**PROBLEM STATEMENT**
A single number is expected: the count of lines in the entries below that contain "Component".

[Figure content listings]

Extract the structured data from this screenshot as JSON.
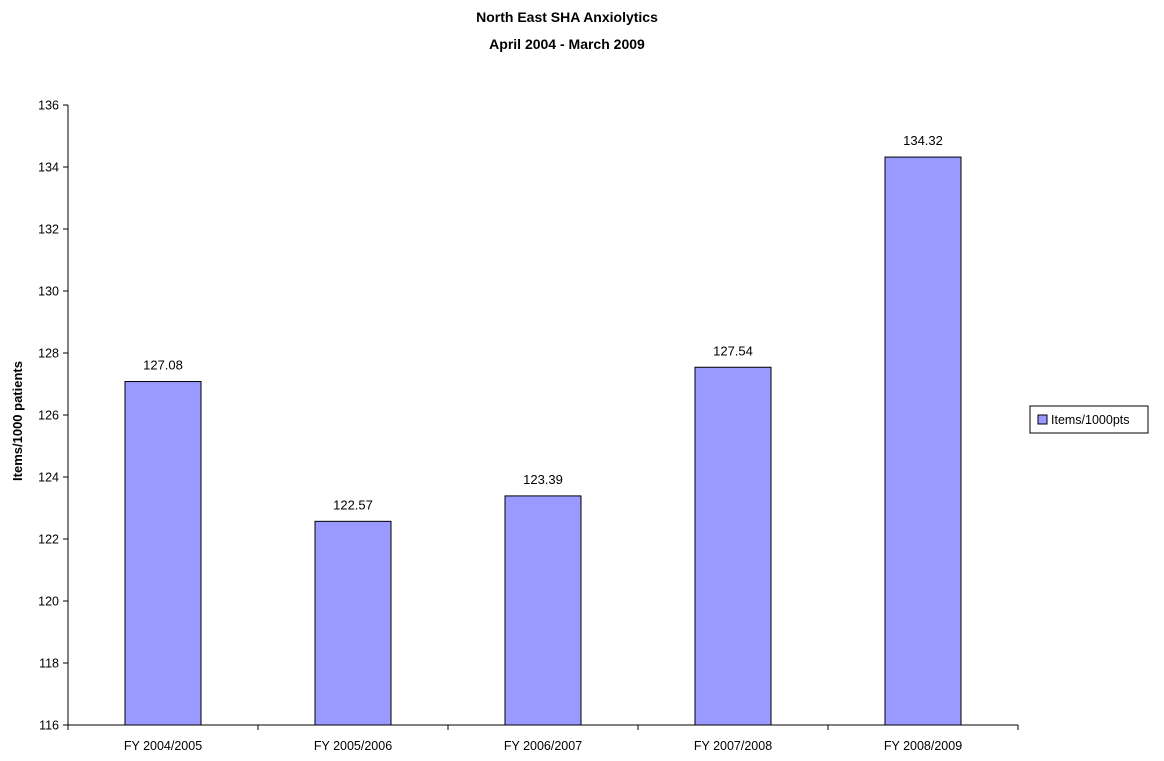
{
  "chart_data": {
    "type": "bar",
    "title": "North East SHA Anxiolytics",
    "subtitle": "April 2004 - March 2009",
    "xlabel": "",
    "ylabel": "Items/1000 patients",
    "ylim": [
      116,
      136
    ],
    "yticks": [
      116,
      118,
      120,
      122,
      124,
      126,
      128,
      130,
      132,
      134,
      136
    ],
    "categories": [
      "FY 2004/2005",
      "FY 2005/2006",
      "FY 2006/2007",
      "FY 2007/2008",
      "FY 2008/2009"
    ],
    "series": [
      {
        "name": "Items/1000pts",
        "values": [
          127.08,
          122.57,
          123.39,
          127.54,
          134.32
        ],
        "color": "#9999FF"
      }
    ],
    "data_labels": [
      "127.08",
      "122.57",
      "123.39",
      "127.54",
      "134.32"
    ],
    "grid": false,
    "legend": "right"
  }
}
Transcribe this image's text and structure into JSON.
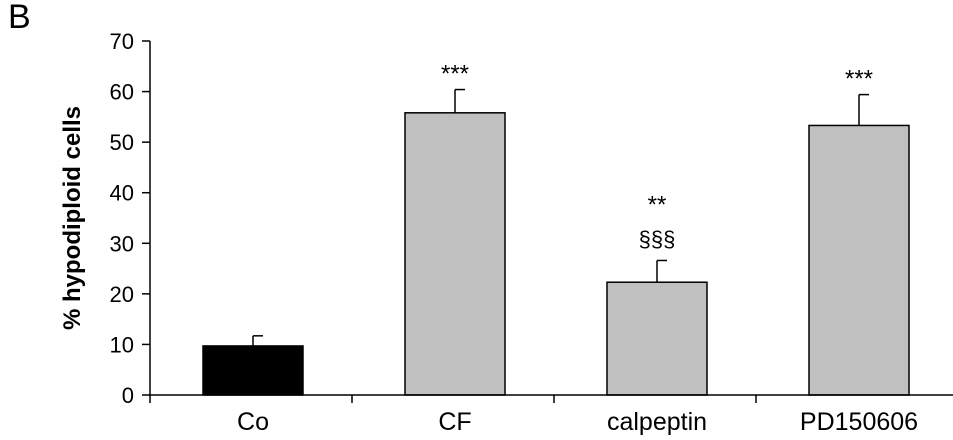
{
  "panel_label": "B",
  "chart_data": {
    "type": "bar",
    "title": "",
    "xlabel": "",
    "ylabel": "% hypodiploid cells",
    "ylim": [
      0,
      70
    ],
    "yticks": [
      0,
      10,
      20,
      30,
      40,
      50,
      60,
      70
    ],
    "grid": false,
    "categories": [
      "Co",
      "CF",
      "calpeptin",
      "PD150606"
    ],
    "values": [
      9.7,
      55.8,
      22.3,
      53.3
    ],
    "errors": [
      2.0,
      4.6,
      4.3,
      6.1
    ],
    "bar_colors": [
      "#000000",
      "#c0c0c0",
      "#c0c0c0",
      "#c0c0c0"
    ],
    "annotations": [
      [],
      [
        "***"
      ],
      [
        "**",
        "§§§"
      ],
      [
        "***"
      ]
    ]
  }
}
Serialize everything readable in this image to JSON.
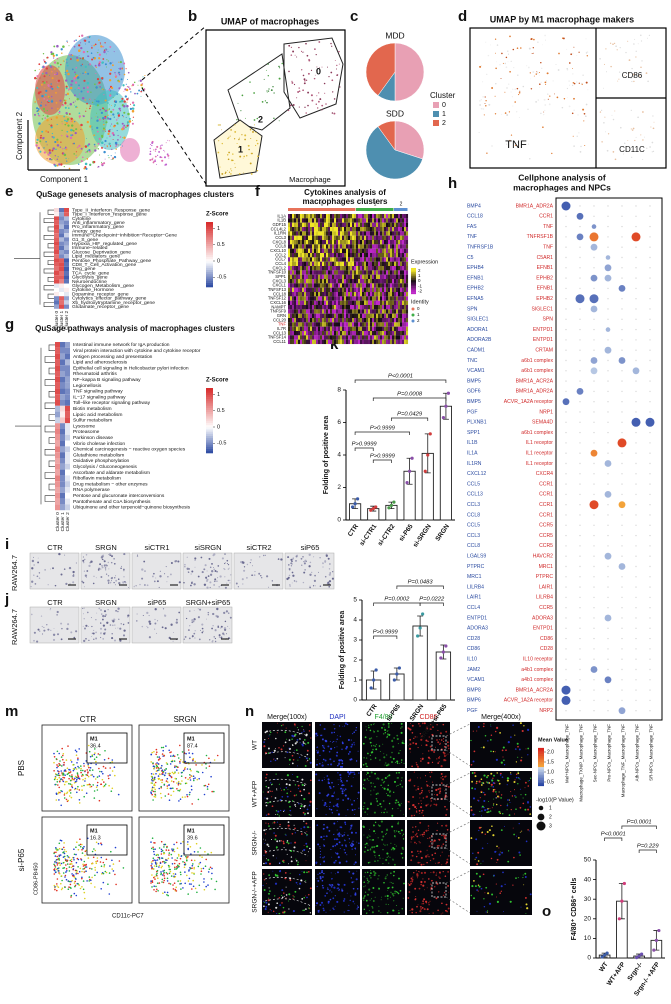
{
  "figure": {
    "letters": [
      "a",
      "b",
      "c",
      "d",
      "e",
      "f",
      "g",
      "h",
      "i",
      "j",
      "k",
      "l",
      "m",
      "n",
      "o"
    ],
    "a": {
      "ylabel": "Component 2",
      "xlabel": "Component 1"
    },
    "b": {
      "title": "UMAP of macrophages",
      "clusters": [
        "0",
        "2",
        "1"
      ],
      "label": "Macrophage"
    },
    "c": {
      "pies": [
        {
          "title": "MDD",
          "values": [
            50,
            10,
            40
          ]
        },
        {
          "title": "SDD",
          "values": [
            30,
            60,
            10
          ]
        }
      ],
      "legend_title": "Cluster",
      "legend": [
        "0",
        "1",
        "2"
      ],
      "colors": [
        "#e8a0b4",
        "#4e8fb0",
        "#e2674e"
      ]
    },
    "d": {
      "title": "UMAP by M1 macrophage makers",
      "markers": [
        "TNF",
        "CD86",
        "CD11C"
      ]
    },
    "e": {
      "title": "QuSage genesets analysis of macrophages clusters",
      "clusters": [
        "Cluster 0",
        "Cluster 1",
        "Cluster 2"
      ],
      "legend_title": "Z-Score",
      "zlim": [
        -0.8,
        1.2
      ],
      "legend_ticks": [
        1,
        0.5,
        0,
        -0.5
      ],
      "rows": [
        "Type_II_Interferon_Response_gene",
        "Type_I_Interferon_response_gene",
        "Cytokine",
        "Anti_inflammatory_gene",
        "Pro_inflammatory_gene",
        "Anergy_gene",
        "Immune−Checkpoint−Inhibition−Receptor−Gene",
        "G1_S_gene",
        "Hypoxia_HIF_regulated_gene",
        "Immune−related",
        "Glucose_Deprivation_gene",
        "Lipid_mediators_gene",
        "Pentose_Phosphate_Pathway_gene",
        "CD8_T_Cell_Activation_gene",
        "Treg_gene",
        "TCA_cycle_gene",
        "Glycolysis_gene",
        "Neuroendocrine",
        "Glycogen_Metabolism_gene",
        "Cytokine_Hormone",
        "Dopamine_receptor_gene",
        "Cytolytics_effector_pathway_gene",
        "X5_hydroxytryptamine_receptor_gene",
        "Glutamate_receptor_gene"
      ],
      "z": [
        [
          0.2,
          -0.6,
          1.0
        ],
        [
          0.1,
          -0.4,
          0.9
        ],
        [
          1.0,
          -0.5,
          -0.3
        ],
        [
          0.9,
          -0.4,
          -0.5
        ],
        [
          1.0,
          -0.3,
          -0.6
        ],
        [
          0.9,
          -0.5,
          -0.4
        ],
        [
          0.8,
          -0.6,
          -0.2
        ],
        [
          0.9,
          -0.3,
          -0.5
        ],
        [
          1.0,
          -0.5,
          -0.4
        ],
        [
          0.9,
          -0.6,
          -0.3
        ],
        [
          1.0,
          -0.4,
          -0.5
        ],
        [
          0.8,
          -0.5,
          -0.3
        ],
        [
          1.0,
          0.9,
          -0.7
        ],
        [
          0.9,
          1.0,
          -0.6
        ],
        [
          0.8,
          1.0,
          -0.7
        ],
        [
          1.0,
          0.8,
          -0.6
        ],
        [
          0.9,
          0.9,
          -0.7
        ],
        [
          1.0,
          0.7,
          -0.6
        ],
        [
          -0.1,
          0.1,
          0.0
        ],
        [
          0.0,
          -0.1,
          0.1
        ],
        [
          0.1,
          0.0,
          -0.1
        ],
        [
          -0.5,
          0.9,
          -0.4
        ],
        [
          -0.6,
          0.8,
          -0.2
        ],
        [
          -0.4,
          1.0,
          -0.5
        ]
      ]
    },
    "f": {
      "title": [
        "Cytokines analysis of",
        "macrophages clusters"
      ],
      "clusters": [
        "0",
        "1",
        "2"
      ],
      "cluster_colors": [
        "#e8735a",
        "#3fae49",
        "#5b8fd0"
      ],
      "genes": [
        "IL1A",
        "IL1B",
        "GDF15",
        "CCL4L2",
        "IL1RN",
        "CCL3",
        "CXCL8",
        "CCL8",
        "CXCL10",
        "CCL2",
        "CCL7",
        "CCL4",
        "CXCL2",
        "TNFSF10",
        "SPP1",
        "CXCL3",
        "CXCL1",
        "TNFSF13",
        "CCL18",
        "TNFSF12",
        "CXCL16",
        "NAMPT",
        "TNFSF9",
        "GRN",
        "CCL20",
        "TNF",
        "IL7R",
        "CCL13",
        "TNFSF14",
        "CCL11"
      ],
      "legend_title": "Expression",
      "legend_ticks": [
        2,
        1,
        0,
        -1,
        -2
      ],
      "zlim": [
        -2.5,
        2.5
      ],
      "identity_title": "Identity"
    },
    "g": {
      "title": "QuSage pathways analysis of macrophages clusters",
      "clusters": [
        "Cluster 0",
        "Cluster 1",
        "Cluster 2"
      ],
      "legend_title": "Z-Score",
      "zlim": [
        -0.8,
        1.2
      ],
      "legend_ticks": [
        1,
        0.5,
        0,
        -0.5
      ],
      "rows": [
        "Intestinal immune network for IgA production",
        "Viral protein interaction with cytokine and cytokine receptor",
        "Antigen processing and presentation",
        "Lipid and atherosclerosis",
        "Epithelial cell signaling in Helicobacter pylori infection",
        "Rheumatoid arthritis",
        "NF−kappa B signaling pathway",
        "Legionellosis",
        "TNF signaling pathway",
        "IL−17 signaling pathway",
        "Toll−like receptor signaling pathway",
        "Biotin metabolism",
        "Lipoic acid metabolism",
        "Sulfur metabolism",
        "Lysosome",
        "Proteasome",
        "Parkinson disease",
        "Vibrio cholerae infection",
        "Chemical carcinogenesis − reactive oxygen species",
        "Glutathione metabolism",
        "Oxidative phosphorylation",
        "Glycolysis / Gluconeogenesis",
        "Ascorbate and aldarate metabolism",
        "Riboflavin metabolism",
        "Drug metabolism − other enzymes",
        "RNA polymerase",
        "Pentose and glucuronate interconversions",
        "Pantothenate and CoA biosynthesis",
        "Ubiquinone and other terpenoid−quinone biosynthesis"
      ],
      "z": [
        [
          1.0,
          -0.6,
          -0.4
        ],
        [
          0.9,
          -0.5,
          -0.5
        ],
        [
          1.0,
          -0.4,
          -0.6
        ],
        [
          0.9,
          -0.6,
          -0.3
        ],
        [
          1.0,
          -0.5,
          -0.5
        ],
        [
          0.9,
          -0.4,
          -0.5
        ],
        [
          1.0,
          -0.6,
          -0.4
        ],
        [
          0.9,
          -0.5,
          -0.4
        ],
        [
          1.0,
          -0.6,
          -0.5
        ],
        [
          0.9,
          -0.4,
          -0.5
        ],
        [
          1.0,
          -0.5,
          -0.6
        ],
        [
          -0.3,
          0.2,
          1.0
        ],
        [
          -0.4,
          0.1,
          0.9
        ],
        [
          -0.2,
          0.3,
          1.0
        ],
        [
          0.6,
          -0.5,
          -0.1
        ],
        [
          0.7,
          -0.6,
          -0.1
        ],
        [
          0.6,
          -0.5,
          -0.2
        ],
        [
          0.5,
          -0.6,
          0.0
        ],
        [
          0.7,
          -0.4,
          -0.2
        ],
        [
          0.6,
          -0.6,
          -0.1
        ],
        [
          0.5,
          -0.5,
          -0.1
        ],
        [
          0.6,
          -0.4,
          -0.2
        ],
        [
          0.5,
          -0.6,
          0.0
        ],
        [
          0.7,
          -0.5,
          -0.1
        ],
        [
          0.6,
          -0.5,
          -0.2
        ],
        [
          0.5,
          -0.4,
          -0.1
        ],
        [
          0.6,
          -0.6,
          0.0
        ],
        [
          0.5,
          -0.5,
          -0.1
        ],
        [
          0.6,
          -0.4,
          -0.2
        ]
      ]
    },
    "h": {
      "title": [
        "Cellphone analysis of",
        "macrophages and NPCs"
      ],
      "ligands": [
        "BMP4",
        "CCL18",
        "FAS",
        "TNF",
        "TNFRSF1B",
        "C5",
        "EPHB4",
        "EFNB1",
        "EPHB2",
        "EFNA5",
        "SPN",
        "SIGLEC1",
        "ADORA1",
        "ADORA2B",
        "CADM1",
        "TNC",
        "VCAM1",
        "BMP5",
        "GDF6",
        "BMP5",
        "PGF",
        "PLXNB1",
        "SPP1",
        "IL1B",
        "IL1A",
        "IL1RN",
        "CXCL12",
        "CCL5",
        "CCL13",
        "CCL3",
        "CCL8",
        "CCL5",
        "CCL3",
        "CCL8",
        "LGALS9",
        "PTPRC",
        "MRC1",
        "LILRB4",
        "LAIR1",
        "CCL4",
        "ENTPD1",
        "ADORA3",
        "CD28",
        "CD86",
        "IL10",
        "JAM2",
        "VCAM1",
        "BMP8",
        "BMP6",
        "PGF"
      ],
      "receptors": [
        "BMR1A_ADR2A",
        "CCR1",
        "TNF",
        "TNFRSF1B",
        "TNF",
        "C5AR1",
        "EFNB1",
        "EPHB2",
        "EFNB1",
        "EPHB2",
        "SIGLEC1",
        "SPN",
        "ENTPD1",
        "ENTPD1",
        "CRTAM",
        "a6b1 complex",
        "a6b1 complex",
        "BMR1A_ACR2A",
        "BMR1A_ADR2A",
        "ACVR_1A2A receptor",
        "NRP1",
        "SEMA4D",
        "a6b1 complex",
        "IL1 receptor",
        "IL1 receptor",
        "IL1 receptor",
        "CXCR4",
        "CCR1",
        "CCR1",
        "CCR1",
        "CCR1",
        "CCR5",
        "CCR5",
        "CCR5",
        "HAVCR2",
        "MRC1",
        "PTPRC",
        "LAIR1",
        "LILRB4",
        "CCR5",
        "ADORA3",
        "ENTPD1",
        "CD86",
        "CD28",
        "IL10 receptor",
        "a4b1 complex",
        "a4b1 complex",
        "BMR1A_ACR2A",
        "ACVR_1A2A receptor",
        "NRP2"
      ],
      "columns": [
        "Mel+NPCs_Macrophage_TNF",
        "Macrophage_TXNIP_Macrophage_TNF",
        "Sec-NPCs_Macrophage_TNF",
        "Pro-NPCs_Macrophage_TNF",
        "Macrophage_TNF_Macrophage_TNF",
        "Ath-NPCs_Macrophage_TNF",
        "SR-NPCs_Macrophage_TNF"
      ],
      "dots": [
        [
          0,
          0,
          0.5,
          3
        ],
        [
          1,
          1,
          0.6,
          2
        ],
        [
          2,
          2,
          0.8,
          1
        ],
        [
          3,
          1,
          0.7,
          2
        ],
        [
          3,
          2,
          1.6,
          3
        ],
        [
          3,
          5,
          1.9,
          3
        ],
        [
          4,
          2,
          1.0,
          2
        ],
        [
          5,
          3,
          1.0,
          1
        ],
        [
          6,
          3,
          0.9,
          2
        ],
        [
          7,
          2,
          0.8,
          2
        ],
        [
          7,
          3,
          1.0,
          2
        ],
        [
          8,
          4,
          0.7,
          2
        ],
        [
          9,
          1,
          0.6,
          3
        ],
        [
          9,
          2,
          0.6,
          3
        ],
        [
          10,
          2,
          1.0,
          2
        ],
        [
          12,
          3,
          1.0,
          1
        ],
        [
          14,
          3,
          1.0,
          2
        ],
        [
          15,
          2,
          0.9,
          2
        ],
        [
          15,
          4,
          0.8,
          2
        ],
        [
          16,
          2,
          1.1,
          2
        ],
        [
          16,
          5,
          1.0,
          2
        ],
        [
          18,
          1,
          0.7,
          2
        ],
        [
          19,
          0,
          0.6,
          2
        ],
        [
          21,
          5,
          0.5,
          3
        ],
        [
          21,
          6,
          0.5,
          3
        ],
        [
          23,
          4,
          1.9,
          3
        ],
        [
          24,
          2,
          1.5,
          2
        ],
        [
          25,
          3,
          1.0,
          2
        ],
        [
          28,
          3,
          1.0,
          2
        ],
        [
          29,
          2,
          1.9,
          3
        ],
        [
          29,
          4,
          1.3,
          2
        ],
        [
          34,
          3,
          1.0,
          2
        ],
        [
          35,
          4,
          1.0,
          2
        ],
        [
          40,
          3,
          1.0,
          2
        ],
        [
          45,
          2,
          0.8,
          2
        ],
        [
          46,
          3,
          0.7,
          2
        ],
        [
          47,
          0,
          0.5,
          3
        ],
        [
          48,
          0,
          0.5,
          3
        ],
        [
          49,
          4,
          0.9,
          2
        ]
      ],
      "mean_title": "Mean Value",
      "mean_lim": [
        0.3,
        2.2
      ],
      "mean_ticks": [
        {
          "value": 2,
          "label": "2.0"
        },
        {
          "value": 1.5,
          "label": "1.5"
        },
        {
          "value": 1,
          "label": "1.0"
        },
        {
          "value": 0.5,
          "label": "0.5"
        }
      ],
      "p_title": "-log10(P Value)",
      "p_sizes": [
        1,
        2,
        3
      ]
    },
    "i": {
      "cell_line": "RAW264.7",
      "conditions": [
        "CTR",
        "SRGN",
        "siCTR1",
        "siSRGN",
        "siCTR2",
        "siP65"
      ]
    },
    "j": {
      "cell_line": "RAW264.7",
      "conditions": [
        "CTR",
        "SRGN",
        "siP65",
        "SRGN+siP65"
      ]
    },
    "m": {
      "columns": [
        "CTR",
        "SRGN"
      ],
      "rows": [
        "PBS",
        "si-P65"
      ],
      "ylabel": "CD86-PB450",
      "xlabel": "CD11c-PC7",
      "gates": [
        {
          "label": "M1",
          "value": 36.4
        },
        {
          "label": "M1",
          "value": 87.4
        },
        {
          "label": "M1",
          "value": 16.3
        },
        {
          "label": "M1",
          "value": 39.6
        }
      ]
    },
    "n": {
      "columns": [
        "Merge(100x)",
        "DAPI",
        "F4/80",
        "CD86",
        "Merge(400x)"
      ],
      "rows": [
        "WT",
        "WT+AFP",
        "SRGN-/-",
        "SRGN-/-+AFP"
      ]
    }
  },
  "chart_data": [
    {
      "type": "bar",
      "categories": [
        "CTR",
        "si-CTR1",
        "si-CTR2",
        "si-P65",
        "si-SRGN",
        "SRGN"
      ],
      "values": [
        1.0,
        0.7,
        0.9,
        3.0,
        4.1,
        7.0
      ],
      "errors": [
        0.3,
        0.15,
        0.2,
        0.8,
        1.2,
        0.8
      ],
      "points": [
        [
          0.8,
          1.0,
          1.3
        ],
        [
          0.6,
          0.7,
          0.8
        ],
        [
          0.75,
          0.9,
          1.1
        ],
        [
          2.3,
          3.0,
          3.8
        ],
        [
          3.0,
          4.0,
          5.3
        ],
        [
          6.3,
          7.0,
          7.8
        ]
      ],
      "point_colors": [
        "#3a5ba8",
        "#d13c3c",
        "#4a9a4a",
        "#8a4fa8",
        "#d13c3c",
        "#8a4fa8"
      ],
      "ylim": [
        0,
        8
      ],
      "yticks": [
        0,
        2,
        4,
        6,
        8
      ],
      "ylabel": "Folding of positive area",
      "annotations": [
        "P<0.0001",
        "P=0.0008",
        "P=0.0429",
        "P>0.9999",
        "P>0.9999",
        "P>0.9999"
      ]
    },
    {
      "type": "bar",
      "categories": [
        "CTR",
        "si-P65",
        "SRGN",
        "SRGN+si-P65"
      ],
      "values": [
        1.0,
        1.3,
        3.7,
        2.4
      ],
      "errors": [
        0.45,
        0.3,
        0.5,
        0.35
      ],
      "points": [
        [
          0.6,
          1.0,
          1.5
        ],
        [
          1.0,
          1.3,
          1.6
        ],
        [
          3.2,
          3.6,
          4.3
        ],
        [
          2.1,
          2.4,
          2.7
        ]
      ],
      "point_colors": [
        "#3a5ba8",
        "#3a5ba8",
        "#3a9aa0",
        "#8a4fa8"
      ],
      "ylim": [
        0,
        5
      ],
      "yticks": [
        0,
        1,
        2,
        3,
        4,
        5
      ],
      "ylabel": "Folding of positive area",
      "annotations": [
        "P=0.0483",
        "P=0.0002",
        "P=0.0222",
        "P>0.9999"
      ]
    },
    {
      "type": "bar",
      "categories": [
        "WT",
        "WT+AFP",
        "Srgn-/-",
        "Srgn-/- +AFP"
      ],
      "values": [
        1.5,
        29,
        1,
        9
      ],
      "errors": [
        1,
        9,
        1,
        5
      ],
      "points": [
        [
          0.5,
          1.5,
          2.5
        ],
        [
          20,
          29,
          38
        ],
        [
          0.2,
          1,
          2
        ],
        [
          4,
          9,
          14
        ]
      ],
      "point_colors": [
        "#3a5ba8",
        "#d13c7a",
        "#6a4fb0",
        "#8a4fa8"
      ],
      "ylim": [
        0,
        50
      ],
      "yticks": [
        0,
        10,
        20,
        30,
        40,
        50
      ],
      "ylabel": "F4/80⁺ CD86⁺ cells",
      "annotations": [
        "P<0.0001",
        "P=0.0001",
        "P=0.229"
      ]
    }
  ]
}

**FINISHED EXERCISE**
2